* Start Data to use *

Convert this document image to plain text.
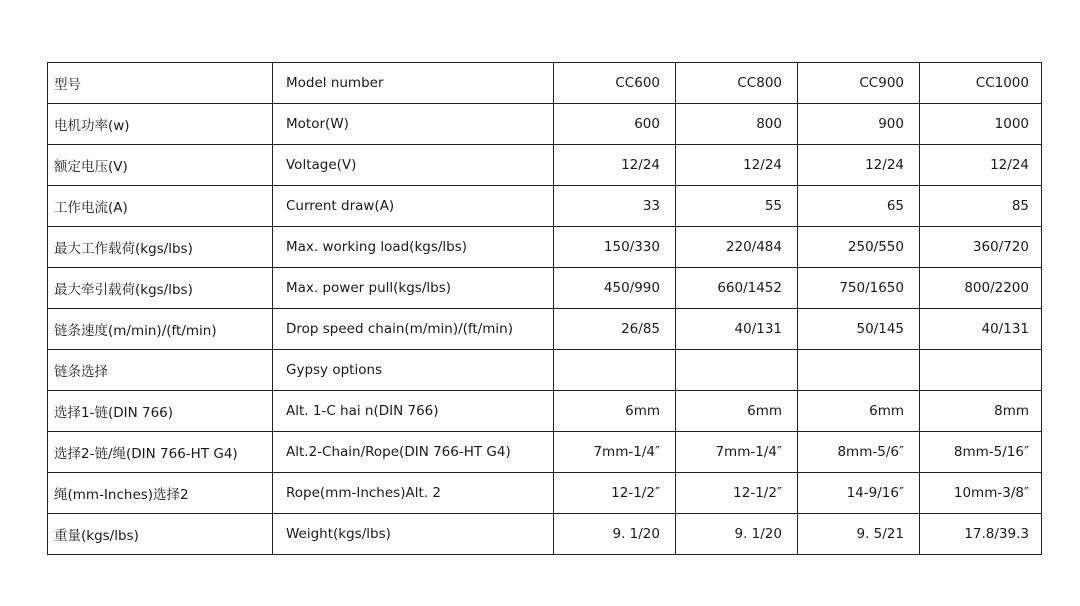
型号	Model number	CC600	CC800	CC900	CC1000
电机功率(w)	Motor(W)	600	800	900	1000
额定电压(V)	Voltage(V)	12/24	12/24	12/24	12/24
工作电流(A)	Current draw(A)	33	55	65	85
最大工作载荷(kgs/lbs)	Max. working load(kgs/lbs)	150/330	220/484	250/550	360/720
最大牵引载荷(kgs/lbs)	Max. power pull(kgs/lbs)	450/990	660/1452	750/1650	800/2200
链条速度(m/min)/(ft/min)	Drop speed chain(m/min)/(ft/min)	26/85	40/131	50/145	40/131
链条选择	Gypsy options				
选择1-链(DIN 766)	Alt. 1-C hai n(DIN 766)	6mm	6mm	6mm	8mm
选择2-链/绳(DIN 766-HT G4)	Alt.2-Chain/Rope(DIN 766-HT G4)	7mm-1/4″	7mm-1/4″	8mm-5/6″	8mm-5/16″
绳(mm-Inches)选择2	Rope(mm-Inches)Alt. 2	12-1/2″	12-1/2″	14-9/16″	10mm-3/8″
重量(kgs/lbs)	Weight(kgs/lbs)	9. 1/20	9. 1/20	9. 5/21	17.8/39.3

* End Data to use *

- Goal: Replicate the material above verbatim; images stay out of the copy.

- Exercise result:
Convert this document image to plain text.
型号	Model number	CC600	CC800	CC900	CC1000
电机功率(w)	Motor(W)	600	800	900	1000
额定电压(V)	Voltage(V)	12/24	12/24	12/24	12/24
工作电流(A)	Current draw(A)	33	55	65	85
最大工作载荷(kgs/lbs)	Max. working load(kgs/lbs)	150/330	220/484	250/550	360/720
最大牵引载荷(kgs/lbs)	Max. power pull(kgs/lbs)	450/990	660/1452	750/1650	800/2200
链条速度(m/min)/(ft/min)	Drop speed chain(m/min)/(ft/min)	26/85	40/131	50/145	40/131
链条选择	Gypsy options				
选择1-链(DIN 766)	Alt. 1-C hai n(DIN 766)	6mm	6mm	6mm	8mm
选择2-链/绳(DIN 766-HT G4)	Alt.2-Chain/Rope(DIN 766-HT G4)	7mm-1/4″	7mm-1/4″	8mm-5/6″	8mm-5/16″
绳(mm-Inches)选择2	Rope(mm-Inches)Alt. 2	12-1/2″	12-1/2″	14-9/16″	10mm-3/8″
重量(kgs/lbs)	Weight(kgs/lbs)	9. 1/20	9. 1/20	9. 5/21	17.8/39.3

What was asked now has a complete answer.